To do —
Determine the number of lines containing the word "đúng", and state that figure alone.

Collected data
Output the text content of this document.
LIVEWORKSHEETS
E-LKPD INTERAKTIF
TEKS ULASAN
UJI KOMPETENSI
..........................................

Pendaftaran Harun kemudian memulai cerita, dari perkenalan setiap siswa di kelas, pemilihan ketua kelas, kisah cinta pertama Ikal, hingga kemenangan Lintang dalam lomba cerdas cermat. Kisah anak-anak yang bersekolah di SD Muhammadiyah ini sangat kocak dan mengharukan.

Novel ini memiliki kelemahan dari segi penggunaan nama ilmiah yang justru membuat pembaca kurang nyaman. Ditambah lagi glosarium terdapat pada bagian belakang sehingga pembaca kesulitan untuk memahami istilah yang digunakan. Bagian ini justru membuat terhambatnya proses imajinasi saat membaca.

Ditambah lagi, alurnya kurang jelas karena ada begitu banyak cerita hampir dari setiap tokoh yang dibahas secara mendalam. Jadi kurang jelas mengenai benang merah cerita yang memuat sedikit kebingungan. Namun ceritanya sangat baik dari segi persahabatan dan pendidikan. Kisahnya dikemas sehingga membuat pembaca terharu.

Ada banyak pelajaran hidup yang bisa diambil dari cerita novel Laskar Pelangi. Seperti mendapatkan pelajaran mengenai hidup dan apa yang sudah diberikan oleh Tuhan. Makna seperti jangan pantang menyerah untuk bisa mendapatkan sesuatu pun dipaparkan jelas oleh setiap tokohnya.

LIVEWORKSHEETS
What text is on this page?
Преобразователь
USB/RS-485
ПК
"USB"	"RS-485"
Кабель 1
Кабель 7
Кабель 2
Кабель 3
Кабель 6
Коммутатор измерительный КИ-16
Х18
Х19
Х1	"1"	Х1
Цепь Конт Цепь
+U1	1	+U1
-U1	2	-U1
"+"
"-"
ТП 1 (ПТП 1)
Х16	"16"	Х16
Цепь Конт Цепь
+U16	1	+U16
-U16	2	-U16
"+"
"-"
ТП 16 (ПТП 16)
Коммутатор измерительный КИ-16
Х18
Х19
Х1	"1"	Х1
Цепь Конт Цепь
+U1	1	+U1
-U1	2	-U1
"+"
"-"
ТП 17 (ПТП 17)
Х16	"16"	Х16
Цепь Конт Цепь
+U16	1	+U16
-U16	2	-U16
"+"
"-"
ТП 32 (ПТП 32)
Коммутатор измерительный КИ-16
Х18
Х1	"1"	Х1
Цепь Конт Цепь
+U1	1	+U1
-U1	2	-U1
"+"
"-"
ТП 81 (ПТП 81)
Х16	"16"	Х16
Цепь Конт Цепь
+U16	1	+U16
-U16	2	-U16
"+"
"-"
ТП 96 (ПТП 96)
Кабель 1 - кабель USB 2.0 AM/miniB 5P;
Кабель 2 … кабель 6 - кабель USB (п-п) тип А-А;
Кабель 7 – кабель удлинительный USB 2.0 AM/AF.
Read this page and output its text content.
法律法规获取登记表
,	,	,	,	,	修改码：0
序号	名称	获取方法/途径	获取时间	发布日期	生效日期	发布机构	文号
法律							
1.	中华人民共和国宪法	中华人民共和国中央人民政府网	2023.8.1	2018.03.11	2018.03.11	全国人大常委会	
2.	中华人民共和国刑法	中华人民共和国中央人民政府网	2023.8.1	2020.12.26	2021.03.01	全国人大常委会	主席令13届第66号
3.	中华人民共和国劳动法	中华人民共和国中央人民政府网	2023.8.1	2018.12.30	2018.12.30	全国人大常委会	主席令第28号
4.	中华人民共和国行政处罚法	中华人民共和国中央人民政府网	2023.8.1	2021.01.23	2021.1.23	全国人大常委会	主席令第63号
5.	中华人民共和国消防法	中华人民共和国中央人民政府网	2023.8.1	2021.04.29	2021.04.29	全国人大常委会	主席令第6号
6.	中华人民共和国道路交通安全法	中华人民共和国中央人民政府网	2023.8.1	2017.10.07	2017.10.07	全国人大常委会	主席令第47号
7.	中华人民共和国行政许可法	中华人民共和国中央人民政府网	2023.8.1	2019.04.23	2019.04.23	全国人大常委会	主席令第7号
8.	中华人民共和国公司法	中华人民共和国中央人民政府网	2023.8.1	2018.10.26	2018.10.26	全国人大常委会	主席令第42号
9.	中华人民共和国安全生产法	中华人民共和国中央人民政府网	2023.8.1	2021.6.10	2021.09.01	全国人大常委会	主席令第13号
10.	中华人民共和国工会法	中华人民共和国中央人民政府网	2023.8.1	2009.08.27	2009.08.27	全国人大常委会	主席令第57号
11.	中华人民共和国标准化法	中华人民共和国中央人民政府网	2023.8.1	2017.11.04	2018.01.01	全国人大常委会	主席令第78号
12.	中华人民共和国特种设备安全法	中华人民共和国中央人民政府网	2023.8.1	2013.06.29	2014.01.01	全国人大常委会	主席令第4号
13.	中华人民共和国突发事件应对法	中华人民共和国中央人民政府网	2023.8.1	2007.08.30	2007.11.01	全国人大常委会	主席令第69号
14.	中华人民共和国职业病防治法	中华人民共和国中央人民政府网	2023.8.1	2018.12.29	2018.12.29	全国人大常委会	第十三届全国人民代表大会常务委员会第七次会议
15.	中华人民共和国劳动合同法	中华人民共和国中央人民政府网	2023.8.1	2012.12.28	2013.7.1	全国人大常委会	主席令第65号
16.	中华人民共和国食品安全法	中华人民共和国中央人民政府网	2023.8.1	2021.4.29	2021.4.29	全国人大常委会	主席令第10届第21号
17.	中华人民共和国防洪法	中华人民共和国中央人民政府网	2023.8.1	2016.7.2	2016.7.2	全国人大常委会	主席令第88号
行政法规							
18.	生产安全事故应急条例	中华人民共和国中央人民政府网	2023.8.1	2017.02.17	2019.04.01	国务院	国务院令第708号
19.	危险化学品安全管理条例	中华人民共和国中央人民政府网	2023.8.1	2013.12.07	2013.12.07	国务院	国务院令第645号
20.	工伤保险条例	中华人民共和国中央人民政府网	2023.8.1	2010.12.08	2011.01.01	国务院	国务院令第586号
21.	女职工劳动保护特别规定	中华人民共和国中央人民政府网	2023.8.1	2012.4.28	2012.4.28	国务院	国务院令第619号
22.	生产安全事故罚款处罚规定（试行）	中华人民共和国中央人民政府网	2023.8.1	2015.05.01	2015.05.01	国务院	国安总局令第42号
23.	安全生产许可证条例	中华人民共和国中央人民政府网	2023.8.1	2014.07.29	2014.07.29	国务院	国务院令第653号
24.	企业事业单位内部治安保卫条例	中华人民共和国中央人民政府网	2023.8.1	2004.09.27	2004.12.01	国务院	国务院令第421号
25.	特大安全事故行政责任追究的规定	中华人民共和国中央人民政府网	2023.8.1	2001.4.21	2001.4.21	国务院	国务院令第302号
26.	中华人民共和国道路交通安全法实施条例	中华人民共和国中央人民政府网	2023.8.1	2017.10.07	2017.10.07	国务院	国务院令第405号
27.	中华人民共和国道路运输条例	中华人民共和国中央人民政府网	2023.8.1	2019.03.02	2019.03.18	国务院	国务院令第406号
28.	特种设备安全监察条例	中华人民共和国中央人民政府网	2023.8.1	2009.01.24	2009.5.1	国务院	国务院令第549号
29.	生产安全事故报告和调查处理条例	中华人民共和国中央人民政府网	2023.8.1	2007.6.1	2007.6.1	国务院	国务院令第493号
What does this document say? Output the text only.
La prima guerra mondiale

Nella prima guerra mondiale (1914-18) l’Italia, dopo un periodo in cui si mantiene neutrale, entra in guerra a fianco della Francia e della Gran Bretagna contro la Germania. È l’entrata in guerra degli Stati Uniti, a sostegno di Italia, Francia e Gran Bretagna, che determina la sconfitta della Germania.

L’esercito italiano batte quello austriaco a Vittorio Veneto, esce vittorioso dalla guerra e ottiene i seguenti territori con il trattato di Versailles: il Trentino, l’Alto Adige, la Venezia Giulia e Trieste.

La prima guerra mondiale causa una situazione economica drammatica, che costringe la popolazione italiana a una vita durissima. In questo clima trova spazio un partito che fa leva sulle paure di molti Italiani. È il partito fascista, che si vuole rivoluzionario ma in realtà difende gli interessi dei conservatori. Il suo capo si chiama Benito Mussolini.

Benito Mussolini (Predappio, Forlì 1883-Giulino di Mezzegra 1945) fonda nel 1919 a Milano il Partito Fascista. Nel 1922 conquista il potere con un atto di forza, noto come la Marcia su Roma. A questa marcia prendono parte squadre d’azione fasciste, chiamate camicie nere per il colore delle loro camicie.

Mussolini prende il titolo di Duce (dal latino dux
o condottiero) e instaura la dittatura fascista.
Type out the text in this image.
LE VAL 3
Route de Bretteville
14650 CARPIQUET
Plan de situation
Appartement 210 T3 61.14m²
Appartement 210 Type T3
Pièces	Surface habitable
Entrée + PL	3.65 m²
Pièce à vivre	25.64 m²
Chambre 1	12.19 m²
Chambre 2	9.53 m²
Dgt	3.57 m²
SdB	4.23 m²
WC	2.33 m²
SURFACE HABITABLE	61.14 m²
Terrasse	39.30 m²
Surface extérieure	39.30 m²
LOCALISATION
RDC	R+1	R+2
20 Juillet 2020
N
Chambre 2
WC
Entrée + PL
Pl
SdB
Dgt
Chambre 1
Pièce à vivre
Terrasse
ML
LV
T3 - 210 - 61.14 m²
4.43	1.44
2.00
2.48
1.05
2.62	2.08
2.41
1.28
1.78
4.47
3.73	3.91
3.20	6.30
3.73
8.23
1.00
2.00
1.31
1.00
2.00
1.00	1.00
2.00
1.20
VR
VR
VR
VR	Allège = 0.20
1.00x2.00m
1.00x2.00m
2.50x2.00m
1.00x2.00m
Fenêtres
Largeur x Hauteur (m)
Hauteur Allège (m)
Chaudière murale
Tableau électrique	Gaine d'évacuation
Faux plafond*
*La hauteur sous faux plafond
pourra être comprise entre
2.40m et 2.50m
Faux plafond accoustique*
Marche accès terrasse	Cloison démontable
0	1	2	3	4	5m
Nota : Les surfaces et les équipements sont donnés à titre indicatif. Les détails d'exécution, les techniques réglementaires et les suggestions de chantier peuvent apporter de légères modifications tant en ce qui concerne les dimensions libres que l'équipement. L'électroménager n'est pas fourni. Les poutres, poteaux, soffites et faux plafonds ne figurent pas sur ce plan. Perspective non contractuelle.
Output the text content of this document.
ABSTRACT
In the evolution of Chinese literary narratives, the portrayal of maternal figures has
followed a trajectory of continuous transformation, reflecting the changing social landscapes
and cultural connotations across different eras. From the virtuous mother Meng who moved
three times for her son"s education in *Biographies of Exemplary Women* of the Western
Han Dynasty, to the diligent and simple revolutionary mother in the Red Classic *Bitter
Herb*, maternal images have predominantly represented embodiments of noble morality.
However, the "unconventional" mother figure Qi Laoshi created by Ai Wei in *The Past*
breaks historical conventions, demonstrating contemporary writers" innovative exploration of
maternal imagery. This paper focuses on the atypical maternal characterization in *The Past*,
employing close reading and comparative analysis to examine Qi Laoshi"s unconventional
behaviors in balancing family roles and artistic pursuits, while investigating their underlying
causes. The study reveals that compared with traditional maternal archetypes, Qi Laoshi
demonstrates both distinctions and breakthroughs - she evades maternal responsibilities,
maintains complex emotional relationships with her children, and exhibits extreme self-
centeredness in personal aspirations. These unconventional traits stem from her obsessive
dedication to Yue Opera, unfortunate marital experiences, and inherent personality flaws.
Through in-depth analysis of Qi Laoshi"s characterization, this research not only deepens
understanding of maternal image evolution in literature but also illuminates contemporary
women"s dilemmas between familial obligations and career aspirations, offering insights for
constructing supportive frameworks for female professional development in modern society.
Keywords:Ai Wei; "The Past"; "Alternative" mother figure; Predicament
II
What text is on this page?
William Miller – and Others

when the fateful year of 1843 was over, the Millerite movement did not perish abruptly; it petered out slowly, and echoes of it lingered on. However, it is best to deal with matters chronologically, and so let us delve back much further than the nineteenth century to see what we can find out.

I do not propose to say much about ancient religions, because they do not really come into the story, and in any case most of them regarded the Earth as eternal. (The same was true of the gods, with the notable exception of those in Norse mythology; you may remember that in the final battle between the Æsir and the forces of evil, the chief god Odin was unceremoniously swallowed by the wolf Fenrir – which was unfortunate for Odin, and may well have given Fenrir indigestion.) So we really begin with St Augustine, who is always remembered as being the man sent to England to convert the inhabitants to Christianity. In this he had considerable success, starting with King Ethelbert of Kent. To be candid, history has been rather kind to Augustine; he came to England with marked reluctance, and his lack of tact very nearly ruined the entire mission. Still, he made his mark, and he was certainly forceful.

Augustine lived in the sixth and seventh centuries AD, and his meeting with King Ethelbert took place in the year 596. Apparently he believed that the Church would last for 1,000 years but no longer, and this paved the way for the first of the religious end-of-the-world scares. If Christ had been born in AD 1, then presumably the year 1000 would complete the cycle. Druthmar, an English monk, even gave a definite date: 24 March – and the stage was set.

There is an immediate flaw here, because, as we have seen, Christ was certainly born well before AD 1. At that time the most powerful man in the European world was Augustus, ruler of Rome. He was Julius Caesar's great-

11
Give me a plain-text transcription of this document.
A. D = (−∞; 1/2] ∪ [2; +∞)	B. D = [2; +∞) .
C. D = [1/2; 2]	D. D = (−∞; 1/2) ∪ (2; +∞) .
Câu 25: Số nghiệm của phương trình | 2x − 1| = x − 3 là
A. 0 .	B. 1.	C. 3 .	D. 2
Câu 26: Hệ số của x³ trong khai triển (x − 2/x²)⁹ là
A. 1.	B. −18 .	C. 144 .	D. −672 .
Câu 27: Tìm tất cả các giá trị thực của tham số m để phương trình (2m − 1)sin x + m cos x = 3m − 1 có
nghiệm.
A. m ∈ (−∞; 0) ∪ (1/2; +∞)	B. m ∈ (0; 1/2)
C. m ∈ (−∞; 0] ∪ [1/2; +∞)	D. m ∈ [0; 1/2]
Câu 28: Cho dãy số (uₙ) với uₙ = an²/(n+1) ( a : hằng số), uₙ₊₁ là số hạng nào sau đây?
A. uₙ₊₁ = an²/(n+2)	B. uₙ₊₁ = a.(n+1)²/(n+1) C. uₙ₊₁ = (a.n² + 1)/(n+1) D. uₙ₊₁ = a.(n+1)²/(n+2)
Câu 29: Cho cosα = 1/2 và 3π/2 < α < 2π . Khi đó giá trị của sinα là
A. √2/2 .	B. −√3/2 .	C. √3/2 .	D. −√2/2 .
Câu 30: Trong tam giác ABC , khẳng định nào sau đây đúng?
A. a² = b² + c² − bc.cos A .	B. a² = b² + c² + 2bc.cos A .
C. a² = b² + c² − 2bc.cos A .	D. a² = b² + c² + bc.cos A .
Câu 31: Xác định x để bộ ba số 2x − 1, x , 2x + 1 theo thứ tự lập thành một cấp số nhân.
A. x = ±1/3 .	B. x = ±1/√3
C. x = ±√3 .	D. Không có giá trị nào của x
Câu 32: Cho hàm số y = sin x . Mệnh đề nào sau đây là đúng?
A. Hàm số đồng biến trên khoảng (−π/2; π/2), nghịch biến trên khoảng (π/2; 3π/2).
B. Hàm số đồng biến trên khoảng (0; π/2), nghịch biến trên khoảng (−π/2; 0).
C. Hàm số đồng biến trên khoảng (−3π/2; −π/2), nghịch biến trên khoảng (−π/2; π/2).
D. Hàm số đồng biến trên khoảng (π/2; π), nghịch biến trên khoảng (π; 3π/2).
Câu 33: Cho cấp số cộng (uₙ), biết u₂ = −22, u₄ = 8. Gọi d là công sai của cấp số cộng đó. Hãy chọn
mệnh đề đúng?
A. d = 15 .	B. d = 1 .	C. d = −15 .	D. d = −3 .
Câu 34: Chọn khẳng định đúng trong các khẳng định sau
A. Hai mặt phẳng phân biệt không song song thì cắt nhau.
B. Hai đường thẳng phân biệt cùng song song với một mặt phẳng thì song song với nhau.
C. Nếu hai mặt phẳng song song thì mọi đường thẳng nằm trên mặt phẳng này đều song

Complete output —
4